(THE PROBLEM): Identify the lines that contain the string "docs" and report only how many there are.

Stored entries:
•••
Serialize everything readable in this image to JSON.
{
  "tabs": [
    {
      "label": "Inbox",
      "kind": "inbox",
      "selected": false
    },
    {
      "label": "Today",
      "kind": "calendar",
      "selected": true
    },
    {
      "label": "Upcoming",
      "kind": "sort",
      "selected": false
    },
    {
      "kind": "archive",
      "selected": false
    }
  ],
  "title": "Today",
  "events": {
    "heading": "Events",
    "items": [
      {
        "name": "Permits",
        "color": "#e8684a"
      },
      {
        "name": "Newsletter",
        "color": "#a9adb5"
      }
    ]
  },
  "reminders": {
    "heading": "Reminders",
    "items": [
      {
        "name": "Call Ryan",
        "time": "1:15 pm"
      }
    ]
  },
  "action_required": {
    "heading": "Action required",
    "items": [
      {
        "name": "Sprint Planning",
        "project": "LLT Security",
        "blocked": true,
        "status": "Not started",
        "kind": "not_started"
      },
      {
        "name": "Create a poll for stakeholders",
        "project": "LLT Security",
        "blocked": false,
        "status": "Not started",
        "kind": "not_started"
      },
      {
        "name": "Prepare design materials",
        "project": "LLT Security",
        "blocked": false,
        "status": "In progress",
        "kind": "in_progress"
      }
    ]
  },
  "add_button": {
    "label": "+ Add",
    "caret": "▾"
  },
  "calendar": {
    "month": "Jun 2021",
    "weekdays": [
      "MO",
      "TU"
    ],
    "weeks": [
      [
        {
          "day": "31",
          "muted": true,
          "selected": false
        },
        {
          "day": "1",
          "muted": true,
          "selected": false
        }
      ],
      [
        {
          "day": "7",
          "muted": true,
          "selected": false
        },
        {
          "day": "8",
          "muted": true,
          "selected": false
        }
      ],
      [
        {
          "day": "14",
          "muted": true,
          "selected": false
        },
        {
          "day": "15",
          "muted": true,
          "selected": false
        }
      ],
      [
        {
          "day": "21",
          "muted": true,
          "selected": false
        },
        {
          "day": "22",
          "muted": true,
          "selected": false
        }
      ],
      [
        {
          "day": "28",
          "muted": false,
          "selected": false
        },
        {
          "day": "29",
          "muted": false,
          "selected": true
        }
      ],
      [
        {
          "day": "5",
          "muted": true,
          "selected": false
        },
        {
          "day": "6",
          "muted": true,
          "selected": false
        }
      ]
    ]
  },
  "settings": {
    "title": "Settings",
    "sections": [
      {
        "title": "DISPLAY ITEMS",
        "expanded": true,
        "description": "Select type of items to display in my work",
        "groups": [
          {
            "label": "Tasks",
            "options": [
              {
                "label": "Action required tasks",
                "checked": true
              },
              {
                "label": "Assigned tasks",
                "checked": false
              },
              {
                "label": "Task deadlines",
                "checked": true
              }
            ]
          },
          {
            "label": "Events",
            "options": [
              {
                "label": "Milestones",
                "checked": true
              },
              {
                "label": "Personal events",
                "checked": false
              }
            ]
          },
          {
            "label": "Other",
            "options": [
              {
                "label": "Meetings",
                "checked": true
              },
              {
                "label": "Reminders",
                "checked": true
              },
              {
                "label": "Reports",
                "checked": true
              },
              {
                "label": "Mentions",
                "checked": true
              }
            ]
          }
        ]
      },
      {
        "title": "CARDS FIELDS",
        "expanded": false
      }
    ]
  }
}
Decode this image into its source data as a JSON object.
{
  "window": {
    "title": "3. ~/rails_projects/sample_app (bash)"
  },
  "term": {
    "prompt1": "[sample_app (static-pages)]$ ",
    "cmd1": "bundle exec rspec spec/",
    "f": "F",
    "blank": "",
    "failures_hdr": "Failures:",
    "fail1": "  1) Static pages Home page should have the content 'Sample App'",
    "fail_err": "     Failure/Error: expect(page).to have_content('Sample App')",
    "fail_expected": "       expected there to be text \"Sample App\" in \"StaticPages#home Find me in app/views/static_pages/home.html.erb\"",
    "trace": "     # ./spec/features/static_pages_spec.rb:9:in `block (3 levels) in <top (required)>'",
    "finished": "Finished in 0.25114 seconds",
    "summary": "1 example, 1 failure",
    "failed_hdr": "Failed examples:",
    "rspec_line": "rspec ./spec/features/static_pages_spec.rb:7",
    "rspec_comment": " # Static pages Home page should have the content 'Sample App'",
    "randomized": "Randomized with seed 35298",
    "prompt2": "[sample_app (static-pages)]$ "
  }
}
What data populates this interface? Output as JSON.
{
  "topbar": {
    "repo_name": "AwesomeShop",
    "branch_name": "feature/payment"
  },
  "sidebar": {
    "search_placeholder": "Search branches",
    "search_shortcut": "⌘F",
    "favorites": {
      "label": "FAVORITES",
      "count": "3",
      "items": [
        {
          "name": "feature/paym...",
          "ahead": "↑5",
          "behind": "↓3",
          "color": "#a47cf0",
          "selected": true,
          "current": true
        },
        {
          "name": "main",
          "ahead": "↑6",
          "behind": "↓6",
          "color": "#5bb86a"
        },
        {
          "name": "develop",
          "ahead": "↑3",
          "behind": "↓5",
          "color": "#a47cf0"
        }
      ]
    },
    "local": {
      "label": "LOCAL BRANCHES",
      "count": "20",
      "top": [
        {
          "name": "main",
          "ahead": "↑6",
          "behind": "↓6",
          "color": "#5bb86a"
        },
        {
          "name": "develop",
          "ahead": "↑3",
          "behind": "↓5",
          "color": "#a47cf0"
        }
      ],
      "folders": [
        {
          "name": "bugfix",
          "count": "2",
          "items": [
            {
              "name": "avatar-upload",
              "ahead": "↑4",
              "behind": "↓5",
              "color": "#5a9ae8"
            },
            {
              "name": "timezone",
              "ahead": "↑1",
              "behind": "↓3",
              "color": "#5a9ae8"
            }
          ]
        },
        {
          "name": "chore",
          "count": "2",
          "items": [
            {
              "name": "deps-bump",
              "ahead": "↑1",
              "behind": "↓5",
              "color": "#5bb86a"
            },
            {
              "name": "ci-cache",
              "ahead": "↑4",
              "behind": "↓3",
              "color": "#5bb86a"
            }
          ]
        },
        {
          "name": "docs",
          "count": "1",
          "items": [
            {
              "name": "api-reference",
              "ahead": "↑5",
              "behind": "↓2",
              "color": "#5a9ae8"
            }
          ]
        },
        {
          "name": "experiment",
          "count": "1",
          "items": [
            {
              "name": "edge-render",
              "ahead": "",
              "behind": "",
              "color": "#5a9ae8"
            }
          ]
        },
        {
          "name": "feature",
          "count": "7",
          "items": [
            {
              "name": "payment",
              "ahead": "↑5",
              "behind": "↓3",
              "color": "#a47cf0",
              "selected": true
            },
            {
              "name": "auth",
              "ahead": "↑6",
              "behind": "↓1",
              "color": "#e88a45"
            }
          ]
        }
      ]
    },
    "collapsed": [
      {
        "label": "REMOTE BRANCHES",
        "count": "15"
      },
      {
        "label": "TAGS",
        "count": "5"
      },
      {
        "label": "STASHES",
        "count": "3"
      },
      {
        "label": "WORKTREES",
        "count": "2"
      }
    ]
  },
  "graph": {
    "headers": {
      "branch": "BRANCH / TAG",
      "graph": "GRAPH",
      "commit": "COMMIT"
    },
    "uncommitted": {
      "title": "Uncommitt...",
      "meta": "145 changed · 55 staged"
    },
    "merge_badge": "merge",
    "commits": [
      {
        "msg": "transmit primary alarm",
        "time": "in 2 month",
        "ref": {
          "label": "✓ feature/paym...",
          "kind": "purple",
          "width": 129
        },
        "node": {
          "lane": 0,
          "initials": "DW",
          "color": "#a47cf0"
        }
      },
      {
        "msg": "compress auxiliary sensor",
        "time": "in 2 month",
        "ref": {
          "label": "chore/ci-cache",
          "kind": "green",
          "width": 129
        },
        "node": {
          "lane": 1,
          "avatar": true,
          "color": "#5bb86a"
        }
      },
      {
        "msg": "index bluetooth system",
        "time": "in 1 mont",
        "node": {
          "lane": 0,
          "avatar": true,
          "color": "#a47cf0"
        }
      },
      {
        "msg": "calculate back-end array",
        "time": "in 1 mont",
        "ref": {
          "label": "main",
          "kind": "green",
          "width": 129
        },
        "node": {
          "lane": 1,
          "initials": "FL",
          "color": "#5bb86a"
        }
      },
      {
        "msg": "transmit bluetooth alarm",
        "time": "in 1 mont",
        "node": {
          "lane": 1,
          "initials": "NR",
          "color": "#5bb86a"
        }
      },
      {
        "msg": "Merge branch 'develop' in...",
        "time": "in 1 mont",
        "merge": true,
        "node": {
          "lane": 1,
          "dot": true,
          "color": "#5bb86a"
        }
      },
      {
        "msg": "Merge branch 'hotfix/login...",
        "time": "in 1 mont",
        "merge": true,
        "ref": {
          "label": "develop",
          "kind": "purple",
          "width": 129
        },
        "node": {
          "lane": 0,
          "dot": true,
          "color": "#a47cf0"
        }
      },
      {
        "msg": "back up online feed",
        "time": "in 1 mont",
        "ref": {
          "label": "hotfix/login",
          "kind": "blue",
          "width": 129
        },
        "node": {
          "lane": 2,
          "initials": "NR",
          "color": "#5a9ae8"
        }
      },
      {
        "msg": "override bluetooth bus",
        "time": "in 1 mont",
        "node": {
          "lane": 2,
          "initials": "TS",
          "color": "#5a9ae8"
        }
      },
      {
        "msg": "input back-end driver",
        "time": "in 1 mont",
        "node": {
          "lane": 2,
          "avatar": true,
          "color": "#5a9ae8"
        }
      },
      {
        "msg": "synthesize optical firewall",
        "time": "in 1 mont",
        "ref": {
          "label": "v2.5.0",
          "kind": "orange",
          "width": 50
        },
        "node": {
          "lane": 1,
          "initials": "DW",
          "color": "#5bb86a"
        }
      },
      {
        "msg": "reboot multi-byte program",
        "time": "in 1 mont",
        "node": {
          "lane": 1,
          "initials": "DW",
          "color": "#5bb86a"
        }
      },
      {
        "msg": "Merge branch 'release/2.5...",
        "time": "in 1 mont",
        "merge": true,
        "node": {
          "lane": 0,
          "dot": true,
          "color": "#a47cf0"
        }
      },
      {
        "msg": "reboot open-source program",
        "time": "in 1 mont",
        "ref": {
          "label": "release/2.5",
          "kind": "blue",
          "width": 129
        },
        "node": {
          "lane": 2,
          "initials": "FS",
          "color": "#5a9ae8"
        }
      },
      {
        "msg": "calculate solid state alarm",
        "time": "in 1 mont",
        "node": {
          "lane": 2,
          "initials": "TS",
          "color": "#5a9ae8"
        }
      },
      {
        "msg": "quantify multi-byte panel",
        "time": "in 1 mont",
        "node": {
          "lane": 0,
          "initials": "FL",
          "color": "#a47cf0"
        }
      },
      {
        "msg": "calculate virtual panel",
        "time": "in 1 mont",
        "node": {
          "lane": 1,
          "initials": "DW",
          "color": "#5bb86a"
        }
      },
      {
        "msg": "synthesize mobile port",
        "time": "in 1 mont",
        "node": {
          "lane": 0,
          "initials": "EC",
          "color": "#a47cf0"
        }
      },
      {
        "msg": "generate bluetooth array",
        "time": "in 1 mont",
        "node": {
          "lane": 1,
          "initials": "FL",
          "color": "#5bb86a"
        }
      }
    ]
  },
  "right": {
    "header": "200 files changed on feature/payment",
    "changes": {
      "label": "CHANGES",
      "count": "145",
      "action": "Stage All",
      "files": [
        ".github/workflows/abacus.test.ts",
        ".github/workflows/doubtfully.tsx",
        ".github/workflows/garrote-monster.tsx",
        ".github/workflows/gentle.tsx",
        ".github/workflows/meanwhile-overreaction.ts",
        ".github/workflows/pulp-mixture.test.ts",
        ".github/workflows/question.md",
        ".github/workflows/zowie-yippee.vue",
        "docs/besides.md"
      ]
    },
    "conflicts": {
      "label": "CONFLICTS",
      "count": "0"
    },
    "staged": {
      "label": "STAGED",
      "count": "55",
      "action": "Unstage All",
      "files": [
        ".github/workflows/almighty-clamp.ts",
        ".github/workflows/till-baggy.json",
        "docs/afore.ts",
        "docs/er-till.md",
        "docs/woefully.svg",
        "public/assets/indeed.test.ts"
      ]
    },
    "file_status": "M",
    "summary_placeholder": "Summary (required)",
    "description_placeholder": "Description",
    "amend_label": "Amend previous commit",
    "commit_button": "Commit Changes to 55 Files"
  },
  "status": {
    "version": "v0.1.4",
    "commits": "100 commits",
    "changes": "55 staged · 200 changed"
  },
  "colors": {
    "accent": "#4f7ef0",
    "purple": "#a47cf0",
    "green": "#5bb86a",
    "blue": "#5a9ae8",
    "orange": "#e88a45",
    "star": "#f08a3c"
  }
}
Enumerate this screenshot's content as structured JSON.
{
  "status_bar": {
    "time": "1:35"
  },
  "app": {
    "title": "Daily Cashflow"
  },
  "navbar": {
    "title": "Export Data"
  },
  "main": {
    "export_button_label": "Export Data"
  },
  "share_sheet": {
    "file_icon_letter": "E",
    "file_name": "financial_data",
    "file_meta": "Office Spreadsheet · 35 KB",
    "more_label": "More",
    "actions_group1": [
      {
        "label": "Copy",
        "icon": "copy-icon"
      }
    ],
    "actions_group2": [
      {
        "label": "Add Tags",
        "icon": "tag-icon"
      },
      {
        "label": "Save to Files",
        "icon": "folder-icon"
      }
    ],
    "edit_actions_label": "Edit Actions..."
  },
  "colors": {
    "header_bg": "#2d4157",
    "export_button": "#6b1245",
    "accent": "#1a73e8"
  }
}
•••
(TASK RESULT): 5